**To be done**
Keep the images out and copy every entry below exactly.

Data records

************

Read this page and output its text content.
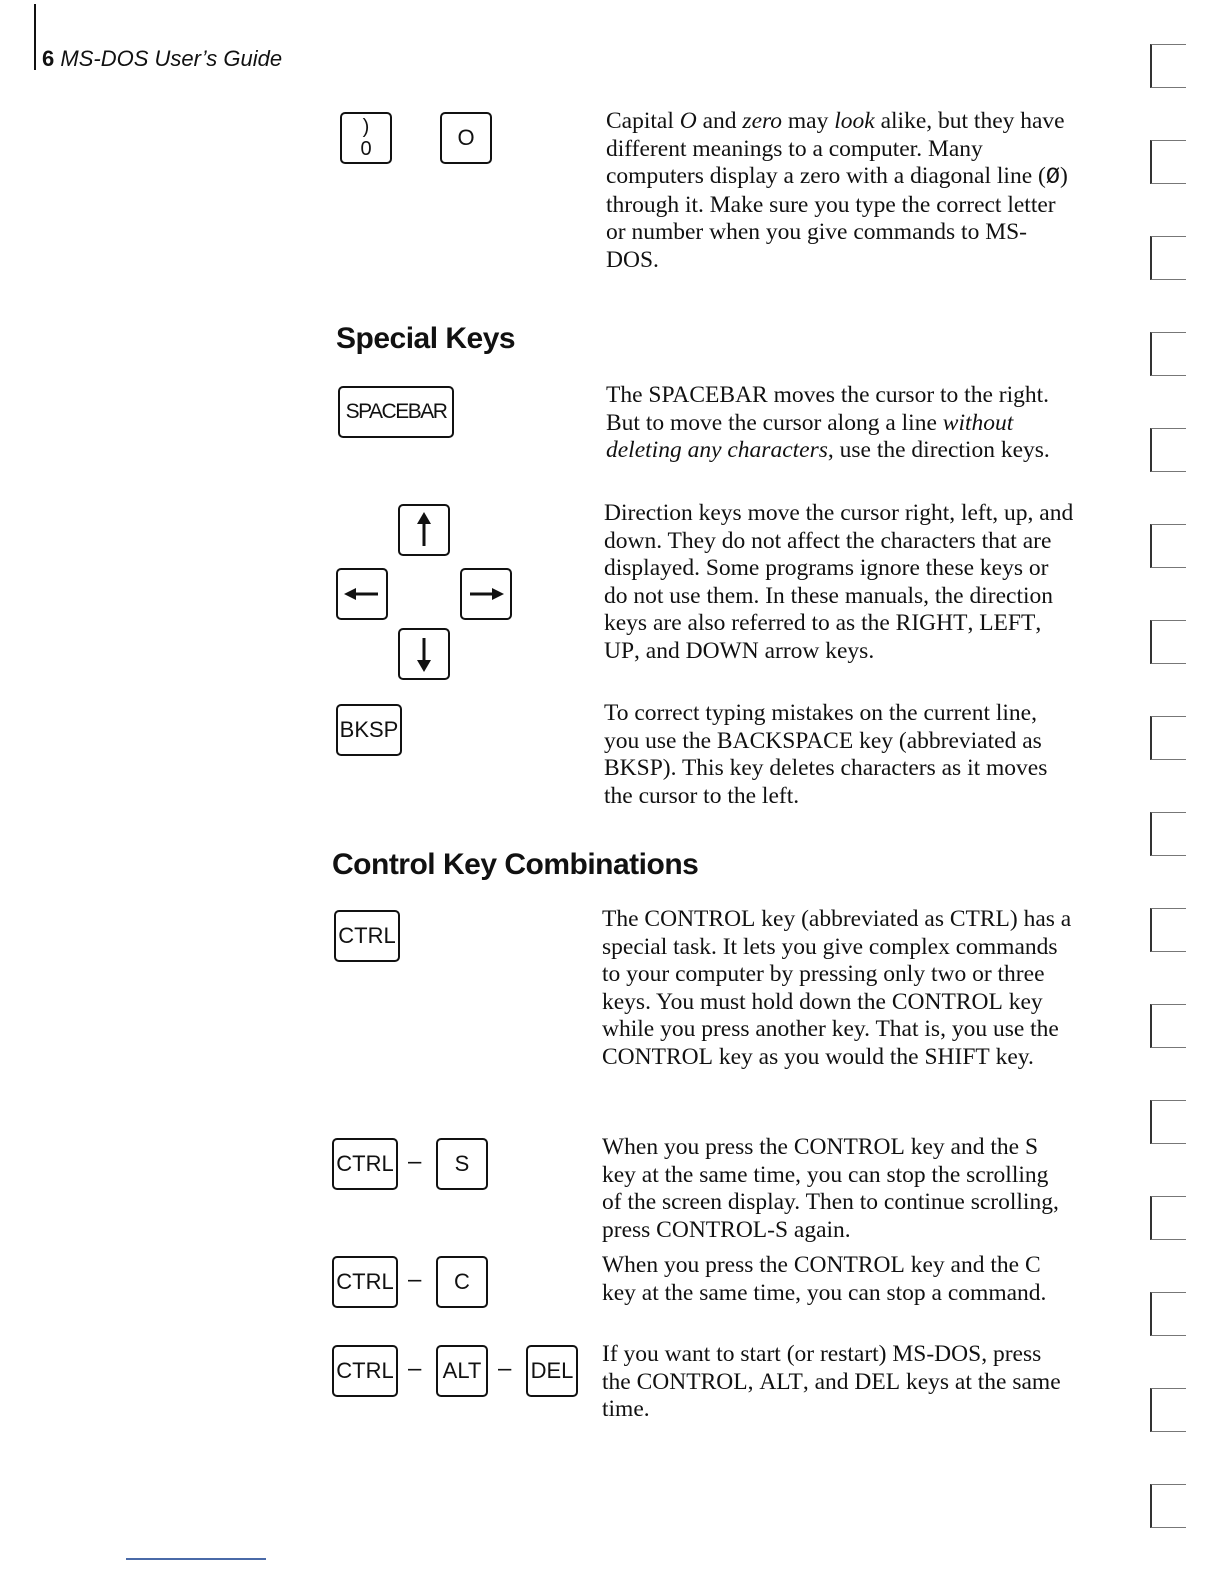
6 MS-DOS User’s Guide
)
0	O

Capital O and zero may look alike, but they have different meanings to a computer. Many computers display a zero with a diagonal line (Ø) through it. Make sure you type the correct letter or number when you give commands to MS-DOS.

Special Keys
SPACEBAR

The SPACEBAR moves the cursor to the right. But to move the cursor along a line without deleting any characters, use the direction keys.

Direction keys move the cursor right, left, up, and down. They do not affect the characters that are displayed. Some programs ignore these keys or do not use them. In these manuals, the direction keys are also referred to as the RIGHT, LEFT, UP, and DOWN arrow keys.

BKSP

To correct typing mistakes on the current line, you use the BACKSPACE key (abbreviated as BKSP). This key deletes characters as it moves the cursor to the left.

Control Key Combinations
CTRL

The CONTROL key (abbreviated as CTRL) has a special task. It lets you give complex commands to your computer by pressing only two or three keys. You must hold down the CONTROL key while you press another key. That is, you use the CONTROL key as you would the SHIFT key.

CTRL – S

When you press the CONTROL key and the S key at the same time, you can stop the scrolling of the screen display. Then to continue scrolling, press CONTROL-S again.

CTRL – C

When you press the CONTROL key and the C key at the same time, you can stop a command.

CTRL – ALT – DEL

If you want to start (or restart) MS-DOS, press the CONTROL, ALT, and DEL keys at the same time.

************

**Answer to the problem**
Read this page and output its text content.
6 MS-DOS User’s Guide
)
0	O

Capital O and zero may look alike, but they have different meanings to a computer. Many computers display a zero with a diagonal line (Ø) through it. Make sure you type the correct letter or number when you give commands to MS-DOS.

Special Keys
SPACEBAR

The SPACEBAR moves the cursor to the right. But to move the cursor along a line without deleting any characters, use the direction keys.

Direction keys move the cursor right, left, up, and down. They do not affect the characters that are displayed. Some programs ignore these keys or do not use them. In these manuals, the direction keys are also referred to as the RIGHT, LEFT, UP, and DOWN arrow keys.

BKSP

To correct typing mistakes on the current line, you use the BACKSPACE key (abbreviated as BKSP). This key deletes characters as it moves the cursor to the left.

Control Key Combinations
CTRL

The CONTROL key (abbreviated as CTRL) has a special task. It lets you give complex commands to your computer by pressing only two or three keys. You must hold down the CONTROL key while you press another key. That is, you use the CONTROL key as you would the SHIFT key.

CTRL – S

When you press the CONTROL key and the S key at the same time, you can stop the scrolling of the screen display. Then to continue scrolling, press CONTROL-S again.

CTRL – C

When you press the CONTROL key and the C key at the same time, you can stop a command.

CTRL – ALT – DEL

If you want to start (or restart) MS-DOS, press the CONTROL, ALT, and DEL keys at the same time.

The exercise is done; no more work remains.